- Data shown:
>> Begin

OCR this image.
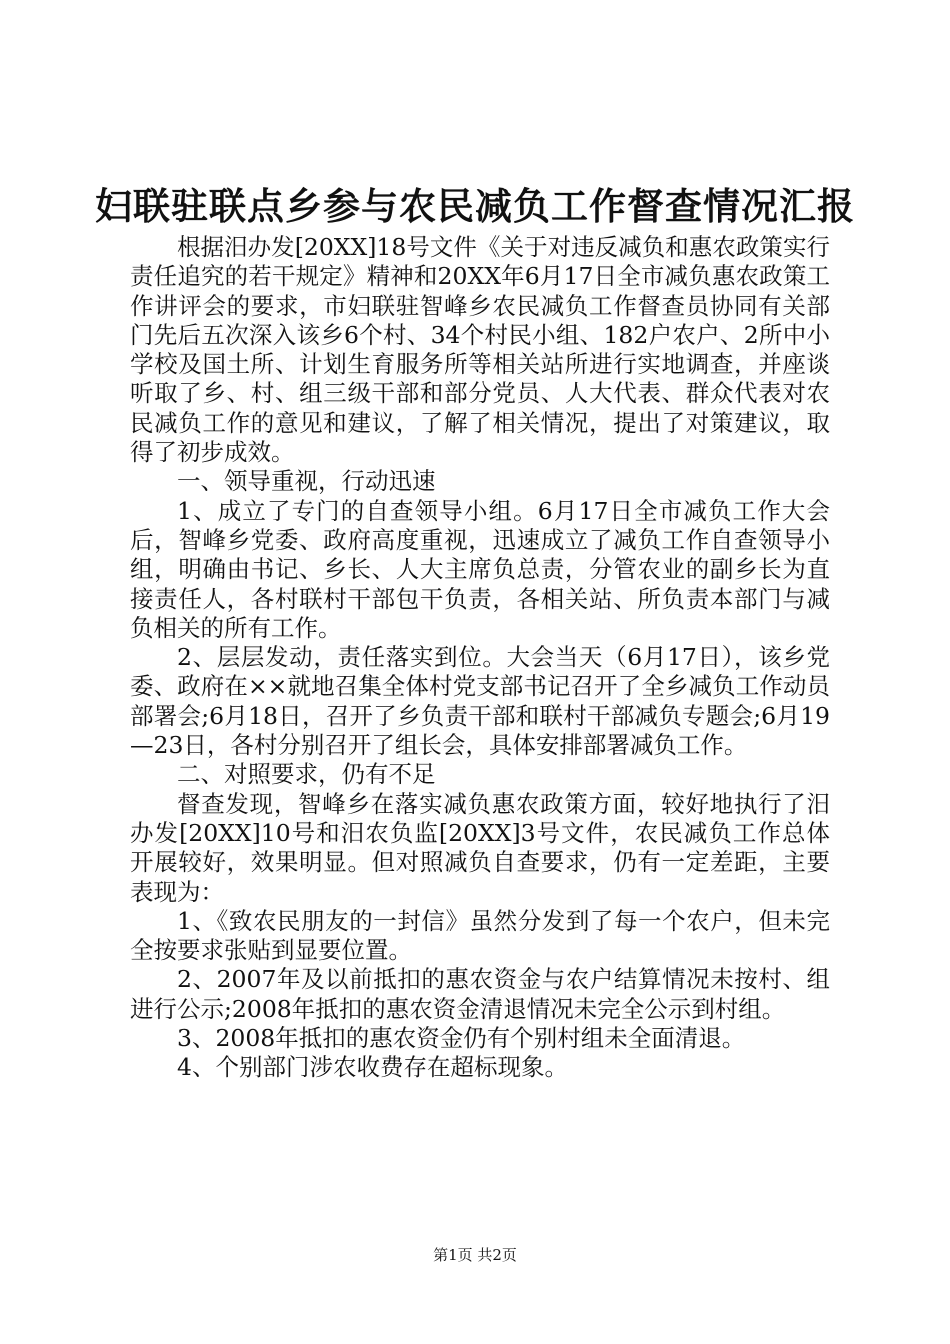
妇联驻联点乡参与农民减负工作督查情况汇报

根据汨办发[20XX]18号文件《关于对违反减负和惠农政策实行责任追究的若干规定》精神和20XX年6月17日全市减负惠农政策工作讲评会的要求，市妇联驻智峰乡农民减负工作督查员协同有关部门先后五次深入该乡6个村、34个村民小组、182户农户、2所中小学校及国土所、计划生育服务所等相关站所进行实地调查，并座谈听取了乡、村、组三级干部和部分党员、人大代表、群众代表对农民减负工作的意见和建议，了解了相关情况，提出了对策建议，取得了初步成效。

一、领导重视，行动迅速

1、成立了专门的自查领导小组。6月17日全市减负工作大会后，智峰乡党委、政府高度重视，迅速成立了减负工作自查领导小组，明确由书记、乡长、人大主席负总责，分管农业的副乡长为直接责任人，各村联村干部包干负责，各相关站、所负责本部门与减负相关的所有工作。

2、层层发动，责任落实到位。大会当天（6月17日），该乡党委、政府在××就地召集全体村党支部书记召开了全乡减负工作动员部署会;6月18日，召开了乡负责干部和联村干部减负专题会;6月19—23日，各村分别召开了组长会，具体安排部署减负工作。

二、对照要求，仍有不足

督查发现，智峰乡在落实减负惠农政策方面，较好地执行了汨办发[20XX]10号和汨农负监[20XX]3号文件，农民减负工作总体开展较好，效果明显。但对照减负自查要求，仍有一定差距，主要表现为：

1、《致农民朋友的一封信》虽然分发到了每一个农户，但未完全按要求张贴到显要位置。

2、2007年及以前抵扣的惠农资金与农户结算情况未按村、组进行公示;2008年抵扣的惠农资金清退情况未完全公示到村组。

3、2008年抵扣的惠农资金仍有个别村组未全面清退。

4、个别部门涉农收费存在超标现象。

第1页 共2页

>> End

- Work to complete: Write out the entries above word for word. Do not include the pictures.

- Result of the task:
OCR this image.
妇联驻联点乡参与农民减负工作督查情况汇报

根据汨办发[20XX]18号文件《关于对违反减负和惠农政策实行责任追究的若干规定》精神和20XX年6月17日全市减负惠农政策工作讲评会的要求，市妇联驻智峰乡农民减负工作督查员协同有关部门先后五次深入该乡6个村、34个村民小组、182户农户、2所中小学校及国土所、计划生育服务所等相关站所进行实地调查，并座谈听取了乡、村、组三级干部和部分党员、人大代表、群众代表对农民减负工作的意见和建议，了解了相关情况，提出了对策建议，取得了初步成效。

一、领导重视，行动迅速

1、成立了专门的自查领导小组。6月17日全市减负工作大会后，智峰乡党委、政府高度重视，迅速成立了减负工作自查领导小组，明确由书记、乡长、人大主席负总责，分管农业的副乡长为直接责任人，各村联村干部包干负责，各相关站、所负责本部门与减负相关的所有工作。

2、层层发动，责任落实到位。大会当天（6月17日），该乡党委、政府在××就地召集全体村党支部书记召开了全乡减负工作动员部署会;6月18日，召开了乡负责干部和联村干部减负专题会;6月19—23日，各村分别召开了组长会，具体安排部署减负工作。

二、对照要求，仍有不足

督查发现，智峰乡在落实减负惠农政策方面，较好地执行了汨办发[20XX]10号和汨农负监[20XX]3号文件，农民减负工作总体开展较好，效果明显。但对照减负自查要求，仍有一定差距，主要表现为：

1、《致农民朋友的一封信》虽然分发到了每一个农户，但未完全按要求张贴到显要位置。

2、2007年及以前抵扣的惠农资金与农户结算情况未按村、组进行公示;2008年抵扣的惠农资金清退情况未完全公示到村组。

3、2008年抵扣的惠农资金仍有个别村组未全面清退。

4、个别部门涉农收费存在超标现象。

第1页 共2页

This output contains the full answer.